GOAL OF THE EXERCISE:
Quote all of the data exactly as given. Skip every picture it contains.

MATERIAL SUPPLIED:
__________
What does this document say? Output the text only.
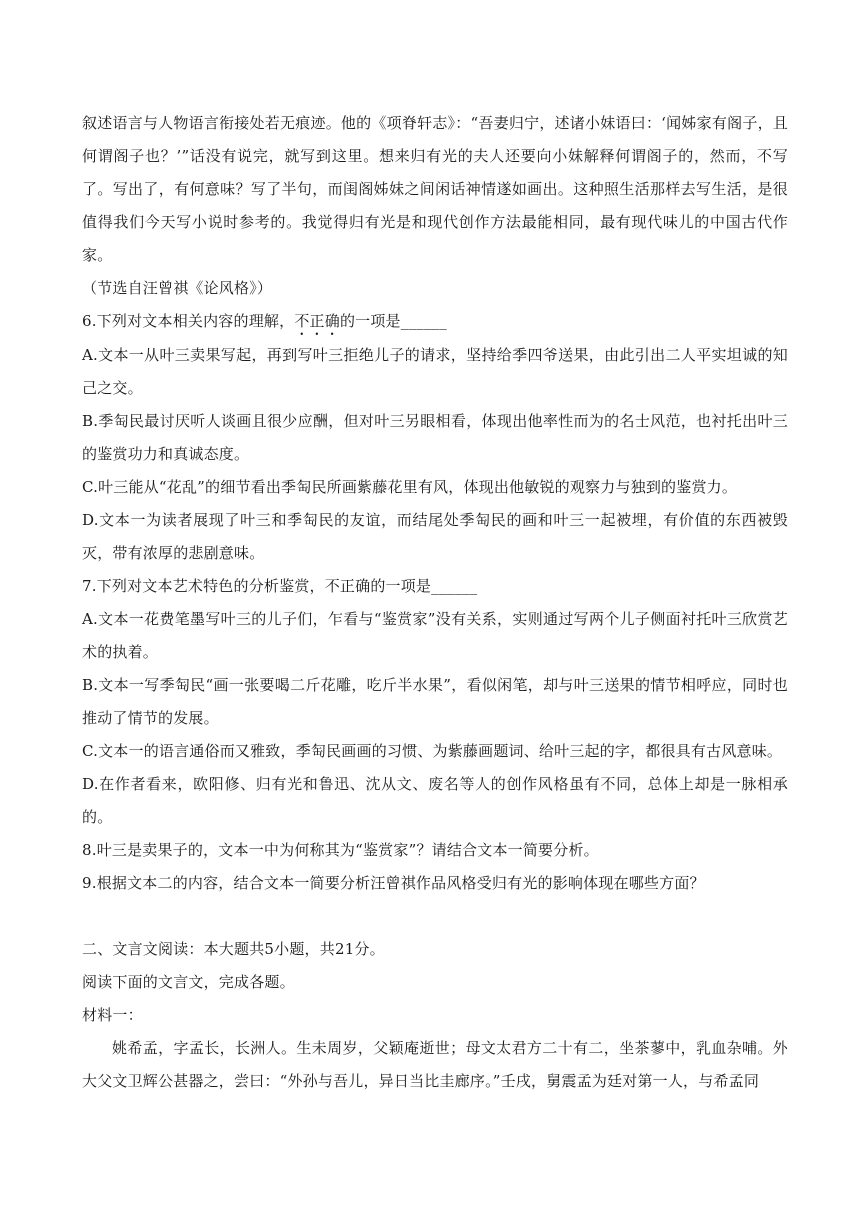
叙述语言与人物语言衔接处若无痕迹。他的《项脊轩志》：“吾妻归宁，述诸小妹语曰：‘闻姊家有阁子，且何谓阁子也？’”话没有说完，就写到这里。想来归有光的夫人还要向小妹解释何谓阁子的，然而，不写了。写出了，有何意味？写了半句，而闺阁姊妹之间闲话神情遂如画出。这种照生活那样去写生活，是很值得我们今天写小说时参考的。我觉得归有光是和现代创作方法最能相同，最有现代味儿的中国古代作家。

（节选自汪曾祺《论风格》）

6.下列对文本相关内容的理解，不正确的一项是______

A.文本一从叶三卖果写起，再到写叶三拒绝儿子的请求，坚持给季四爷送果，由此引出二人平实坦诚的知己之交。

B.季匋民最讨厌听人谈画且很少应酬，但对叶三另眼相看，体现出他率性而为的名士风范，也衬托出叶三的鉴赏功力和真诚态度。

C.叶三能从“花乱”的细节看出季匋民所画紫藤花里有风，体现出他敏锐的观察力与独到的鉴赏力。

D.文本一为读者展现了叶三和季匋民的友谊，而结尾处季匋民的画和叶三一起被埋，有价值的东西被毁灭，带有浓厚的悲剧意味。

7.下列对文本艺术特色的分析鉴赏，不正确的一项是______

A.文本一花费笔墨写叶三的儿子们，乍看与“鉴赏家”没有关系，实则通过写两个儿子侧面衬托叶三欣赏艺术的执着。

B.文本一写季匋民“画一张要喝二斤花雕，吃斤半水果”，看似闲笔，却与叶三送果的情节相呼应，同时也推动了情节的发展。

C.文本一的语言通俗而又雅致，季匋民画画的习惯、为紫藤画题词、给叶三起的字，都很具有古风意味。

D.在作者看来，欧阳修、归有光和鲁迅、沈从文、废名等人的创作风格虽有不同，总体上却是一脉相承的。

8.叶三是卖果子的，文本一中为何称其为“鉴赏家”？请结合文本一简要分析。

9.根据文本二的内容，结合文本一简要分析汪曾祺作品风格受归有光的影响体现在哪些方面？

二、文言文阅读：本大题共5小题，共21分。

阅读下面的文言文，完成各题。

材料一：

姚希孟，字孟长，长洲人。生未周岁，父颖庵逝世；母文太君方二十有二，坐茶蓼中，乳血杂哺。外大父文卫辉公甚器之，尝曰：“外孙与吾儿，异日当比圭廊序。”壬戌，舅震孟为廷对第一人，与希孟同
__________
FINISHED ANSWER:
What does this document say? Output the text only.
叙述语言与人物语言衔接处若无痕迹。他的《项脊轩志》：“吾妻归宁，述诸小妹语曰：‘闻姊家有阁子，且何谓阁子也？’”话没有说完，就写到这里。想来归有光的夫人还要向小妹解释何谓阁子的，然而，不写了。写出了，有何意味？写了半句，而闺阁姊妹之间闲话神情遂如画出。这种照生活那样去写生活，是很值得我们今天写小说时参考的。我觉得归有光是和现代创作方法最能相同，最有现代味儿的中国古代作家。

（节选自汪曾祺《论风格》）

6.下列对文本相关内容的理解，不正确的一项是______

A.文本一从叶三卖果写起，再到写叶三拒绝儿子的请求，坚持给季四爷送果，由此引出二人平实坦诚的知己之交。

B.季匋民最讨厌听人谈画且很少应酬，但对叶三另眼相看，体现出他率性而为的名士风范，也衬托出叶三的鉴赏功力和真诚态度。

C.叶三能从“花乱”的细节看出季匋民所画紫藤花里有风，体现出他敏锐的观察力与独到的鉴赏力。

D.文本一为读者展现了叶三和季匋民的友谊，而结尾处季匋民的画和叶三一起被埋，有价值的东西被毁灭，带有浓厚的悲剧意味。

7.下列对文本艺术特色的分析鉴赏，不正确的一项是______

A.文本一花费笔墨写叶三的儿子们，乍看与“鉴赏家”没有关系，实则通过写两个儿子侧面衬托叶三欣赏艺术的执着。

B.文本一写季匋民“画一张要喝二斤花雕，吃斤半水果”，看似闲笔，却与叶三送果的情节相呼应，同时也推动了情节的发展。

C.文本一的语言通俗而又雅致，季匋民画画的习惯、为紫藤画题词、给叶三起的字，都很具有古风意味。

D.在作者看来，欧阳修、归有光和鲁迅、沈从文、废名等人的创作风格虽有不同，总体上却是一脉相承的。

8.叶三是卖果子的，文本一中为何称其为“鉴赏家”？请结合文本一简要分析。

9.根据文本二的内容，结合文本一简要分析汪曾祺作品风格受归有光的影响体现在哪些方面？

二、文言文阅读：本大题共5小题，共21分。

阅读下面的文言文，完成各题。

材料一：

姚希孟，字孟长，长洲人。生未周岁，父颖庵逝世；母文太君方二十有二，坐茶蓼中，乳血杂哺。外大父文卫辉公甚器之，尝曰：“外孙与吾儿，异日当比圭廊序。”壬戌，舅震孟为廷对第一人，与希孟同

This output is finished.